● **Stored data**
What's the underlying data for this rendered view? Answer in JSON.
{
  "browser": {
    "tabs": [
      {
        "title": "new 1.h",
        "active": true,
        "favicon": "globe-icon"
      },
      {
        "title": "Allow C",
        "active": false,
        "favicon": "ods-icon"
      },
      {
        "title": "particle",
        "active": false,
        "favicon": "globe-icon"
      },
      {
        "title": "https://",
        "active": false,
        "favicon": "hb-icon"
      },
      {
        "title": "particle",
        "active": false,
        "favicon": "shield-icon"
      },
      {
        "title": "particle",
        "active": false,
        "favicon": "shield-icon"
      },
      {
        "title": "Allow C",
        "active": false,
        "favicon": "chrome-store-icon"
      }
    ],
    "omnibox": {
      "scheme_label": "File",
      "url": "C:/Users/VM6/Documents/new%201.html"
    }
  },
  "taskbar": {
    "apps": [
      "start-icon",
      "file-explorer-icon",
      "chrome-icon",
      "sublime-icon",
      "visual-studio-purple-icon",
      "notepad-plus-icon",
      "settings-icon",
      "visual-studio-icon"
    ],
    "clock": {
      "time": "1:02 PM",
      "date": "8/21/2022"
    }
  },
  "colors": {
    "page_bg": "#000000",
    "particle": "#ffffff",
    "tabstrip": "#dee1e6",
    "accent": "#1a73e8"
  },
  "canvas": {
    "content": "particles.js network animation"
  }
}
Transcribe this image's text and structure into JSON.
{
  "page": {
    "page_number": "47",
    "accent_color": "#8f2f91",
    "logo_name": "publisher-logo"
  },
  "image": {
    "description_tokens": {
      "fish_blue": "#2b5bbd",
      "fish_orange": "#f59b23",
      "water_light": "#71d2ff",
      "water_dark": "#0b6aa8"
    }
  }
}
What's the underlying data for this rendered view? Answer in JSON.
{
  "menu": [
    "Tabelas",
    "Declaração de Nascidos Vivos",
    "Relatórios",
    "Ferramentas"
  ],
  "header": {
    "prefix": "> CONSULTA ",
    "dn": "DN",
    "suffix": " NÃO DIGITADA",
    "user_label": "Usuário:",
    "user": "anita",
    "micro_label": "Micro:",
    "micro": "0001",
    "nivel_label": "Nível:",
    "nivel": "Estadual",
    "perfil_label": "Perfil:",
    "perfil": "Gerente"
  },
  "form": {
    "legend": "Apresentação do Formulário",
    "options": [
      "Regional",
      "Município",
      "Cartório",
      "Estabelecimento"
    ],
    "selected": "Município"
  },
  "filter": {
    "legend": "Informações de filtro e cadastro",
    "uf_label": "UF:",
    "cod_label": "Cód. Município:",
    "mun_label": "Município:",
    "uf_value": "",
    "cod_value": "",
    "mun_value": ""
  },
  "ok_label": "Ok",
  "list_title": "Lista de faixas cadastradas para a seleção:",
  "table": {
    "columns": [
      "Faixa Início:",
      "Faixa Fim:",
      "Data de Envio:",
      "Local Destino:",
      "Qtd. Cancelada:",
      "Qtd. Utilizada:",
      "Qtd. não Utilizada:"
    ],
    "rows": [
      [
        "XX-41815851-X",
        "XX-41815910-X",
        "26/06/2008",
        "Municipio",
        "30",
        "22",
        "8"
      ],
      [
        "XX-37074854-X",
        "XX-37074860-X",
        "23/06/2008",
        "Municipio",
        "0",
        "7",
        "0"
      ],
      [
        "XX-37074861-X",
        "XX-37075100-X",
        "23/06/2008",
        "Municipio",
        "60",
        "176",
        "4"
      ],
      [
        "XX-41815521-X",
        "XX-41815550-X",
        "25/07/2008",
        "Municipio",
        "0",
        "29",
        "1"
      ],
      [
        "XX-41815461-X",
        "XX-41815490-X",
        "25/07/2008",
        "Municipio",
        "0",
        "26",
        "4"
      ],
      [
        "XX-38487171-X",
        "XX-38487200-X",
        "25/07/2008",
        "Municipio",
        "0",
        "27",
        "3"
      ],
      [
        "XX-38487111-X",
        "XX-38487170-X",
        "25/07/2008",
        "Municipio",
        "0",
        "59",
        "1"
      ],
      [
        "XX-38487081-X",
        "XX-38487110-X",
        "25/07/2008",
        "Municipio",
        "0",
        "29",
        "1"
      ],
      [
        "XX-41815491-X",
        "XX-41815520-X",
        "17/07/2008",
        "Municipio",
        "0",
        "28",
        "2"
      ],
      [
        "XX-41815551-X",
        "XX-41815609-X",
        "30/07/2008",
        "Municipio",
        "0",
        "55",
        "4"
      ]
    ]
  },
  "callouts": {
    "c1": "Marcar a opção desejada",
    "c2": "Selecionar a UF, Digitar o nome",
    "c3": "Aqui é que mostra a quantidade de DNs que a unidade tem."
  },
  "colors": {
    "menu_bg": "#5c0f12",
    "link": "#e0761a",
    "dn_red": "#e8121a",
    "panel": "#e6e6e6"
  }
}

● **TASK**
Retype all of the data shown above, word for word.

● **TASK RESPONSE**
What's the underlying data for this rendered view? Answer in JSON.
{
  "browser": {
    "tabs": [
      {
        "title": "new 1.h",
        "active": true,
        "favicon": "globe-icon"
      },
      {
        "title": "Allow C",
        "active": false,
        "favicon": "ods-icon"
      },
      {
        "title": "particle",
        "active": false,
        "favicon": "globe-icon"
      },
      {
        "title": "https://",
        "active": false,
        "favicon": "hb-icon"
      },
      {
        "title": "particle",
        "active": false,
        "favicon": "shield-icon"
      },
      {
        "title": "particle",
        "active": false,
        "favicon": "shield-icon"
      },
      {
        "title": "Allow C",
        "active": false,
        "favicon": "chrome-store-icon"
      }
    ],
    "omnibox": {
      "scheme_label": "File",
      "url": "C:/Users/VM6/Documents/new%201.html"
    }
  },
  "taskbar": {
    "apps": [
      "start-icon",
      "file-explorer-icon",
      "chrome-icon",
      "sublime-icon",
      "visual-studio-purple-icon",
      "notepad-plus-icon",
      "settings-icon",
      "visual-studio-icon"
    ],
    "clock": {
      "time": "1:02 PM",
      "date": "8/21/2022"
    }
  },
  "colors": {
    "page_bg": "#000000",
    "particle": "#ffffff",
    "tabstrip": "#dee1e6",
    "accent": "#1a73e8"
  },
  "canvas": {
    "content": "particles.js network animation"
  }
}
Transcribe this image's text and structure into JSON.
{
  "page": {
    "page_number": "47",
    "accent_color": "#8f2f91",
    "logo_name": "publisher-logo"
  },
  "image": {
    "description_tokens": {
      "fish_blue": "#2b5bbd",
      "fish_orange": "#f59b23",
      "water_light": "#71d2ff",
      "water_dark": "#0b6aa8"
    }
  }
}
What's the underlying data for this rendered view? Answer in JSON.
{
  "menu": [
    "Tabelas",
    "Declaração de Nascidos Vivos",
    "Relatórios",
    "Ferramentas"
  ],
  "header": {
    "prefix": "> CONSULTA ",
    "dn": "DN",
    "suffix": " NÃO DIGITADA",
    "user_label": "Usuário:",
    "user": "anita",
    "micro_label": "Micro:",
    "micro": "0001",
    "nivel_label": "Nível:",
    "nivel": "Estadual",
    "perfil_label": "Perfil:",
    "perfil": "Gerente"
  },
  "form": {
    "legend": "Apresentação do Formulário",
    "options": [
      "Regional",
      "Município",
      "Cartório",
      "Estabelecimento"
    ],
    "selected": "Município"
  },
  "filter": {
    "legend": "Informações de filtro e cadastro",
    "uf_label": "UF:",
    "cod_label": "Cód. Município:",
    "mun_label": "Município:",
    "uf_value": "",
    "cod_value": "",
    "mun_value": ""
  },
  "ok_label": "Ok",
  "list_title": "Lista de faixas cadastradas para a seleção:",
  "table": {
    "columns": [
      "Faixa Início:",
      "Faixa Fim:",
      "Data de Envio:",
      "Local Destino:",
      "Qtd. Cancelada:",
      "Qtd. Utilizada:",
      "Qtd. não Utilizada:"
    ],
    "rows": [
      [
        "XX-41815851-X",
        "XX-41815910-X",
        "26/06/2008",
        "Municipio",
        "30",
        "22",
        "8"
      ],
      [
        "XX-37074854-X",
        "XX-37074860-X",
        "23/06/2008",
        "Municipio",
        "0",
        "7",
        "0"
      ],
      [
        "XX-37074861-X",
        "XX-37075100-X",
        "23/06/2008",
        "Municipio",
        "60",
        "176",
        "4"
      ],
      [
        "XX-41815521-X",
        "XX-41815550-X",
        "25/07/2008",
        "Municipio",
        "0",
        "29",
        "1"
      ],
      [
        "XX-41815461-X",
        "XX-41815490-X",
        "25/07/2008",
        "Municipio",
        "0",
        "26",
        "4"
      ],
      [
        "XX-38487171-X",
        "XX-38487200-X",
        "25/07/2008",
        "Municipio",
        "0",
        "27",
        "3"
      ],
      [
        "XX-38487111-X",
        "XX-38487170-X",
        "25/07/2008",
        "Municipio",
        "0",
        "59",
        "1"
      ],
      [
        "XX-38487081-X",
        "XX-38487110-X",
        "25/07/2008",
        "Municipio",
        "0",
        "29",
        "1"
      ],
      [
        "XX-41815491-X",
        "XX-41815520-X",
        "17/07/2008",
        "Municipio",
        "0",
        "28",
        "2"
      ],
      [
        "XX-41815551-X",
        "XX-41815609-X",
        "30/07/2008",
        "Municipio",
        "0",
        "55",
        "4"
      ]
    ]
  },
  "callouts": {
    "c1": "Marcar a opção desejada",
    "c2": "Selecionar a UF, Digitar o nome",
    "c3": "Aqui é que mostra a quantidade de DNs que a unidade tem."
  },
  "colors": {
    "menu_bg": "#5c0f12",
    "link": "#e0761a",
    "dn_red": "#e8121a",
    "panel": "#e6e6e6"
  }
}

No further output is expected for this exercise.